● Description of the task
Wherever the string "true" shows up in a line, count that line. Give the total alone.

● Collection entries
+ + + + + + +

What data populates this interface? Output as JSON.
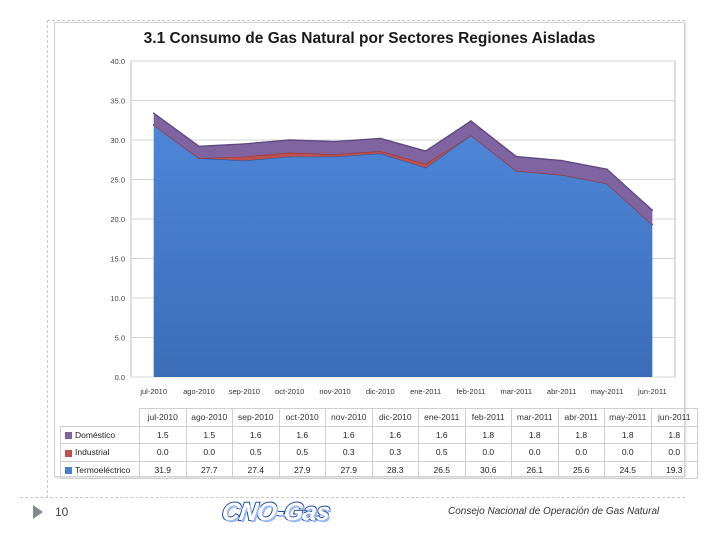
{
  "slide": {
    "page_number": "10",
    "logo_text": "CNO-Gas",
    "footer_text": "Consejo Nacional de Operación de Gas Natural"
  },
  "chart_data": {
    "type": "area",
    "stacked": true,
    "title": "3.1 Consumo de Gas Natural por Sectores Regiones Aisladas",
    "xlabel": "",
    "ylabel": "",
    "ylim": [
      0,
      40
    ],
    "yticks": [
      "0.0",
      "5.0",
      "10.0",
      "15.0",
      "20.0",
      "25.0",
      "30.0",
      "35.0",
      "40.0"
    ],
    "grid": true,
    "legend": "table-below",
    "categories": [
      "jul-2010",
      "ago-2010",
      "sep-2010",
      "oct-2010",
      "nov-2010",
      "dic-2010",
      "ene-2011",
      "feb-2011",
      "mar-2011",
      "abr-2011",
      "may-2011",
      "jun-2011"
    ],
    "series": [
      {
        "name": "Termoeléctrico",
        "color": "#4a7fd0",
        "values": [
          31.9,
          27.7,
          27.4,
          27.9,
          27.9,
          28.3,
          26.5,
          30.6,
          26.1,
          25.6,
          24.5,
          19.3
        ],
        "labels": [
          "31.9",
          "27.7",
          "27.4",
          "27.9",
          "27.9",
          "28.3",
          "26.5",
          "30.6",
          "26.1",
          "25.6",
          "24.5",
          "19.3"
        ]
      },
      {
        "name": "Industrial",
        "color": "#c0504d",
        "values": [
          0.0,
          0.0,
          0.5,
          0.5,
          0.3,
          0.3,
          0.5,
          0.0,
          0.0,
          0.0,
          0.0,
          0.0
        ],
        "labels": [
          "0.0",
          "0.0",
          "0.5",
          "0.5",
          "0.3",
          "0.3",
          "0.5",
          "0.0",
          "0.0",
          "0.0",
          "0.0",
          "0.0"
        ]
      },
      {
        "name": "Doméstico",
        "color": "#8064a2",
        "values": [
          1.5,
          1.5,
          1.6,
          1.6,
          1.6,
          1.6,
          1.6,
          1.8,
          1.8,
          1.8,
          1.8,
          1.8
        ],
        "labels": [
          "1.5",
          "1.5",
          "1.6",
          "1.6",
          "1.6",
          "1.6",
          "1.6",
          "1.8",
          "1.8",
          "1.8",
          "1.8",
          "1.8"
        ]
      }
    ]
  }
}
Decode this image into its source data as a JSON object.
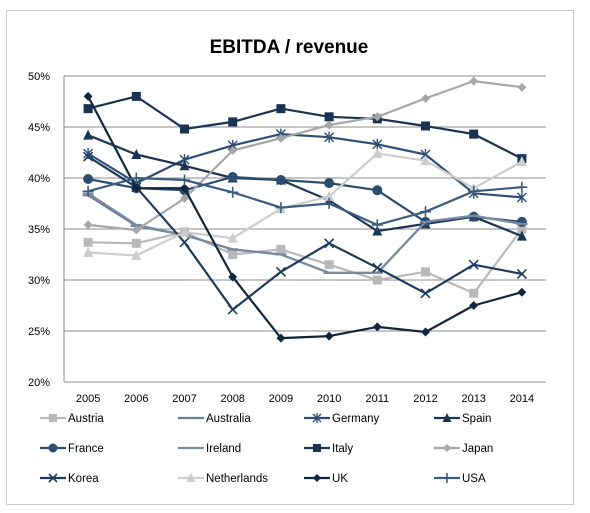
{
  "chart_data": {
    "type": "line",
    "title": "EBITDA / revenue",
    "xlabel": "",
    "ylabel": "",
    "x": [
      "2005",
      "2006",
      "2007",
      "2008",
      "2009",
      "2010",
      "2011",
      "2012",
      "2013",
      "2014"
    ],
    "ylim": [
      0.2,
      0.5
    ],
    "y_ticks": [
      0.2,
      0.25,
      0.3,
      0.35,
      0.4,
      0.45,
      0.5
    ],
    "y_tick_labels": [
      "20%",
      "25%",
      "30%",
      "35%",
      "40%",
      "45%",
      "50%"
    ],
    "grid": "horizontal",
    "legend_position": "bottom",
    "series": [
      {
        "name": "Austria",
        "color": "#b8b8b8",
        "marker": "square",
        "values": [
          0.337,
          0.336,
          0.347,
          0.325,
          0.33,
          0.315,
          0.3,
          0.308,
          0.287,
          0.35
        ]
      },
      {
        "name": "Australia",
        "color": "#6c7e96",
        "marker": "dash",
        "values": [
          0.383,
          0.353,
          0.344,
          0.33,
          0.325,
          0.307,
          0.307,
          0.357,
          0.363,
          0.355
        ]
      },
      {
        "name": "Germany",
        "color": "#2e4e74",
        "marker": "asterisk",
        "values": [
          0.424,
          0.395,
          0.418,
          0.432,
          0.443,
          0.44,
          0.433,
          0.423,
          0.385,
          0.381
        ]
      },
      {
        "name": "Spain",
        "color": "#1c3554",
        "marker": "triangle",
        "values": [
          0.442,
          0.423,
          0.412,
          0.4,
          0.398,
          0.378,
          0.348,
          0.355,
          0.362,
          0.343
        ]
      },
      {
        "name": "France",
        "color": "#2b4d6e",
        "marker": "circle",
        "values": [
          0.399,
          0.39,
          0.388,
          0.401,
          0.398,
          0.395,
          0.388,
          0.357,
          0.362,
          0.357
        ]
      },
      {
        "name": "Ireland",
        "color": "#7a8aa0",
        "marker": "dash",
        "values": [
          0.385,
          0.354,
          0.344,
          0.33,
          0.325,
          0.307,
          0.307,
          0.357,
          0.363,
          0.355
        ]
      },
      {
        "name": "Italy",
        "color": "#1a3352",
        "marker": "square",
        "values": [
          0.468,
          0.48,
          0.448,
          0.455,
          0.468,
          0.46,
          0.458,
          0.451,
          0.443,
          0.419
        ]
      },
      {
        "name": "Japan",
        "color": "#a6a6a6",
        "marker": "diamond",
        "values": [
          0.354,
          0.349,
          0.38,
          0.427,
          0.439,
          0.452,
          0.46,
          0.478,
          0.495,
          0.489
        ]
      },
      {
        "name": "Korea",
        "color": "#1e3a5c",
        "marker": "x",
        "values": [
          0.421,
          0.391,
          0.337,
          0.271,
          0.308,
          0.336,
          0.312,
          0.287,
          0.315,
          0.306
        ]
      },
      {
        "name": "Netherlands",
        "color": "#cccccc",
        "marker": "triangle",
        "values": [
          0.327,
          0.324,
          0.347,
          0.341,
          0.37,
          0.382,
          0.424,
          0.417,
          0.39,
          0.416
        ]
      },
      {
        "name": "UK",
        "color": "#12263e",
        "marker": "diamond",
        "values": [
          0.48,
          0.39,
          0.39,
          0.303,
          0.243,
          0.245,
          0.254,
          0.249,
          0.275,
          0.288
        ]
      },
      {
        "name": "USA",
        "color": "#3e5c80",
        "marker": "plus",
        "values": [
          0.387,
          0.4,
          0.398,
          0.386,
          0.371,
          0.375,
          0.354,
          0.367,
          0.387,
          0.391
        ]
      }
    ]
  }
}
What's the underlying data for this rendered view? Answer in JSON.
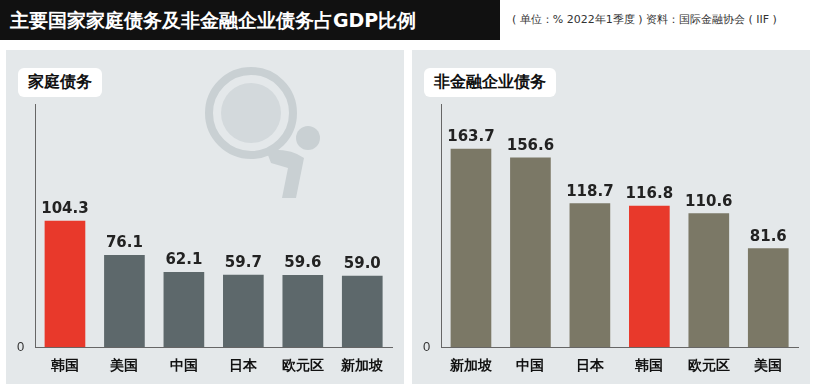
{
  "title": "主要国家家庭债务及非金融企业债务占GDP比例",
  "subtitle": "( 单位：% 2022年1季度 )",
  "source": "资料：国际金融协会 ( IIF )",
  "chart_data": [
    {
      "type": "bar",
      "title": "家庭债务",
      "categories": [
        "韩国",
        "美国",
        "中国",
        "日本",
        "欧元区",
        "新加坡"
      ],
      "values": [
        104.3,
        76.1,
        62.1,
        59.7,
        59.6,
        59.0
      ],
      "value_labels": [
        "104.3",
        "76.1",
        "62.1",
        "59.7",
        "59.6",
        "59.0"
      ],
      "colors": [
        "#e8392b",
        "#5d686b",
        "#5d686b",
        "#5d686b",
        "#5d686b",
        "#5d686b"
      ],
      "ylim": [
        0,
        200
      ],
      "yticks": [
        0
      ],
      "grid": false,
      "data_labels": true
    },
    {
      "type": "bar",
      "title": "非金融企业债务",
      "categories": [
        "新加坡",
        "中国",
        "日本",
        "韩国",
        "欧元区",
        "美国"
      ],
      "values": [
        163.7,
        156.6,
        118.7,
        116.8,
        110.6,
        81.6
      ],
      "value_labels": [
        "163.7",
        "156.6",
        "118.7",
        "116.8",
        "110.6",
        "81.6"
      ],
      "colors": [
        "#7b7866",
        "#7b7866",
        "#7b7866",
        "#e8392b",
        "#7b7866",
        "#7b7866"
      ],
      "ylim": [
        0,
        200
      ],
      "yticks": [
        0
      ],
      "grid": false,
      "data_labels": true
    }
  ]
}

+ + + + + + +

● Answer to the task
4